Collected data

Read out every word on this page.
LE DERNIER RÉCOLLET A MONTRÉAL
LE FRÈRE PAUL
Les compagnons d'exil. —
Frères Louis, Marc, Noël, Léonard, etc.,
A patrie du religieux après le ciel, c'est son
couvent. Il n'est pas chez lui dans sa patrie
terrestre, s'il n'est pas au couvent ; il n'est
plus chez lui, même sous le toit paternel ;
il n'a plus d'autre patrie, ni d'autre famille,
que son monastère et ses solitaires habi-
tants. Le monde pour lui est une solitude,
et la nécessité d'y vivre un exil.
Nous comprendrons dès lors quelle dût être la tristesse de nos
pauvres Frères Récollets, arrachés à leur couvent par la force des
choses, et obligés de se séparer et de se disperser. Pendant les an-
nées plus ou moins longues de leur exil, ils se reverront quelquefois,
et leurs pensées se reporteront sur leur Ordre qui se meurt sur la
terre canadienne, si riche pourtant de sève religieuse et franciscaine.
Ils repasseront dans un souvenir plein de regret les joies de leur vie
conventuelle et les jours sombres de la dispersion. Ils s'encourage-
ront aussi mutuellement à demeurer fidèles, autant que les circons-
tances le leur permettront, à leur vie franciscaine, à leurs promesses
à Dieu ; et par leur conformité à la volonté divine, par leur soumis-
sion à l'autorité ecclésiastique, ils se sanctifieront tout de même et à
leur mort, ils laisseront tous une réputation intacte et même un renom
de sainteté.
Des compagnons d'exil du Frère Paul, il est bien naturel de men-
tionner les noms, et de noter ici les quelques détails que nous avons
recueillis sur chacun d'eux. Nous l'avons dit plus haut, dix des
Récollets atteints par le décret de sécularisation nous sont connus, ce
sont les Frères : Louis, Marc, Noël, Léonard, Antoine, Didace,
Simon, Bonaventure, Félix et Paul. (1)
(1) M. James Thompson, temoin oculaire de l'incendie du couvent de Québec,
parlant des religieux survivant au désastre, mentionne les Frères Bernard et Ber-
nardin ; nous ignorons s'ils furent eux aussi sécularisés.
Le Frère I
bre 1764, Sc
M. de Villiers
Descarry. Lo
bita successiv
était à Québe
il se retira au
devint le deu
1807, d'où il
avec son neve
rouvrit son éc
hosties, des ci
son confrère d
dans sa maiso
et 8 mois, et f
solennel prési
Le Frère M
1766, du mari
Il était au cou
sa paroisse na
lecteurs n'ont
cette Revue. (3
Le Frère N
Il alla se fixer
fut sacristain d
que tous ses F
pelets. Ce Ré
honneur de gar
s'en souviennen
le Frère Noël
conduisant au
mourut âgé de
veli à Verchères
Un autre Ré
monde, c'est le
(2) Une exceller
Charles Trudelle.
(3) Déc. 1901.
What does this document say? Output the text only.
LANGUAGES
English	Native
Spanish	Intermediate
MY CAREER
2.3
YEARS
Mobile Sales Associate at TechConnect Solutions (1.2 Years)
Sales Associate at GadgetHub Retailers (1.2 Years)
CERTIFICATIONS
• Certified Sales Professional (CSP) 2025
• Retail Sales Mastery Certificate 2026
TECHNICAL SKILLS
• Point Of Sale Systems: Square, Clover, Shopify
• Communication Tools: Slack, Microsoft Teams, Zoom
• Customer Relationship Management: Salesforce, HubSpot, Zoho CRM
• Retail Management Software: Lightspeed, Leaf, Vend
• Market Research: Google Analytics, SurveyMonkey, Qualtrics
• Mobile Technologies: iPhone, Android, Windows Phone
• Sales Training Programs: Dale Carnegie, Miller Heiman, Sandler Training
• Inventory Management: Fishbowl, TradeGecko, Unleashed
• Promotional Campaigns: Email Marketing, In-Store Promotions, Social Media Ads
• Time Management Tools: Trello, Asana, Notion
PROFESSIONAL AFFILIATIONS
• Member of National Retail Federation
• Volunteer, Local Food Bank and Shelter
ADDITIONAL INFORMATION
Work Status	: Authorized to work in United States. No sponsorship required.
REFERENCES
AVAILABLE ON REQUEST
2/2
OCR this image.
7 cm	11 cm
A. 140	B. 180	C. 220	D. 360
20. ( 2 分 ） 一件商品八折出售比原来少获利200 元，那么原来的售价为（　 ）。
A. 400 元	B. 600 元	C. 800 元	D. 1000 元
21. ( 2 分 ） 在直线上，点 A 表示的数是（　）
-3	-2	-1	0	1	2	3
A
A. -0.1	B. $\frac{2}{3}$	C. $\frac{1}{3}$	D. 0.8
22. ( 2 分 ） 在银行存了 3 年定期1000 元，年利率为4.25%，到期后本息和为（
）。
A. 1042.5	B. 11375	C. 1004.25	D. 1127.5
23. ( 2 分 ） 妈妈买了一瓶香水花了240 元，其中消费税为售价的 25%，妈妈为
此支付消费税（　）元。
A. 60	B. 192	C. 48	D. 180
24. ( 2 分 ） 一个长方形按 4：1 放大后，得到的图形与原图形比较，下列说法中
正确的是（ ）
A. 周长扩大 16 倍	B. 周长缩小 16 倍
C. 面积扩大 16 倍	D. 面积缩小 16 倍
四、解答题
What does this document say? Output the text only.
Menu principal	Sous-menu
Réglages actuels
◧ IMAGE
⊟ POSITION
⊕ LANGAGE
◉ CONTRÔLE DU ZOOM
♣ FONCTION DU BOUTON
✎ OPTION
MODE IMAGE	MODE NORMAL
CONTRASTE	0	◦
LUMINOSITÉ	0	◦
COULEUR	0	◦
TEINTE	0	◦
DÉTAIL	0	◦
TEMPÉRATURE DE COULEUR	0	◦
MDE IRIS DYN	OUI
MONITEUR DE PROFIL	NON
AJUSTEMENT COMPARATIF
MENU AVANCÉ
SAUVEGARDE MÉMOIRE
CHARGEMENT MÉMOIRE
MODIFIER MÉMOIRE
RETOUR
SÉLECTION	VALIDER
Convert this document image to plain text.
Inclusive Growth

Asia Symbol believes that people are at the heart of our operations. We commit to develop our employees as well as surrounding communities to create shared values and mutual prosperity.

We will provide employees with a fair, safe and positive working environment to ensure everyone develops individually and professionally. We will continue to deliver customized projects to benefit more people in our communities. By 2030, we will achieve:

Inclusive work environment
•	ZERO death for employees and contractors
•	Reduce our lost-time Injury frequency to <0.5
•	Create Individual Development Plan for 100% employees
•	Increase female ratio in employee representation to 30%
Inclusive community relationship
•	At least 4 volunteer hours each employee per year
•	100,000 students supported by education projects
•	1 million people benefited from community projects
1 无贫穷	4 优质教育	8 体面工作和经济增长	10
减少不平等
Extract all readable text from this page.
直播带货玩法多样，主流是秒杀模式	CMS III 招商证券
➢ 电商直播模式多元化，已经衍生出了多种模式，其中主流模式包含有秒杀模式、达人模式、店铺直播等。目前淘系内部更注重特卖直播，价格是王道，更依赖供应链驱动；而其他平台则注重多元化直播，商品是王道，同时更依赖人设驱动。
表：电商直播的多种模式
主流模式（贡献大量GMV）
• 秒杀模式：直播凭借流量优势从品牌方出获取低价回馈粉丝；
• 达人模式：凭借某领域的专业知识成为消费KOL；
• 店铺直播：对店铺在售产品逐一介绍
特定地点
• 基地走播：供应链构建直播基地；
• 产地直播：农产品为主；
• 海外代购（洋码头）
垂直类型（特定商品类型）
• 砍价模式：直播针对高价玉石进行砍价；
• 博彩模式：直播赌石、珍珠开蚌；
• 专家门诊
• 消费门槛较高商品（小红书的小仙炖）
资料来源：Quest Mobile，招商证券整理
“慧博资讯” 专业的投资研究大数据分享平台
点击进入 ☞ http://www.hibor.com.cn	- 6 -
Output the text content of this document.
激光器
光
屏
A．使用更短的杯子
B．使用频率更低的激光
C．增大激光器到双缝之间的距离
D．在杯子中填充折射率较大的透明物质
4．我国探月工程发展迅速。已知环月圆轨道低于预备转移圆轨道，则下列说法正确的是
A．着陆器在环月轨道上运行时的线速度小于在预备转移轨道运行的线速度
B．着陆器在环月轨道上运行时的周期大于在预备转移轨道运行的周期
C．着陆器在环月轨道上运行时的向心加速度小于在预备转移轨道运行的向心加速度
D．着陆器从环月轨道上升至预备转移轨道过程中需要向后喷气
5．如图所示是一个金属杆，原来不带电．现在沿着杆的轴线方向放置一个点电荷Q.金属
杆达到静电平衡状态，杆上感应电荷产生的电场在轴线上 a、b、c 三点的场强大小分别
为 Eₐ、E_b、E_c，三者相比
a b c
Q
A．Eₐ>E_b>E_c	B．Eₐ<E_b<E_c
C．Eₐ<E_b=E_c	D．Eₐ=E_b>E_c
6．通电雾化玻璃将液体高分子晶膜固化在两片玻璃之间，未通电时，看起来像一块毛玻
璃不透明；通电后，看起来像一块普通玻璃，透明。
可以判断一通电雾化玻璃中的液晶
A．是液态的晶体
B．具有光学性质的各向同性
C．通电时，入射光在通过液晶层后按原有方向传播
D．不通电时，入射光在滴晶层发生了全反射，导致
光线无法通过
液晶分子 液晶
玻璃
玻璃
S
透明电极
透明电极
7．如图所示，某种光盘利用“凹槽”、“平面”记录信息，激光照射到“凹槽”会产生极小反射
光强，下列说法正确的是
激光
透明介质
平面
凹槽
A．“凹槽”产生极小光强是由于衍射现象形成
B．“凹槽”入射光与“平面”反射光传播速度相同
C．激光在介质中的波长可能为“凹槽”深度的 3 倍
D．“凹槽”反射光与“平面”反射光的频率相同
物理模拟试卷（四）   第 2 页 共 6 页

Stated exercise:
Say how many lines in the records hold the string "Associate", and say nothing else.

Answer for the task:
2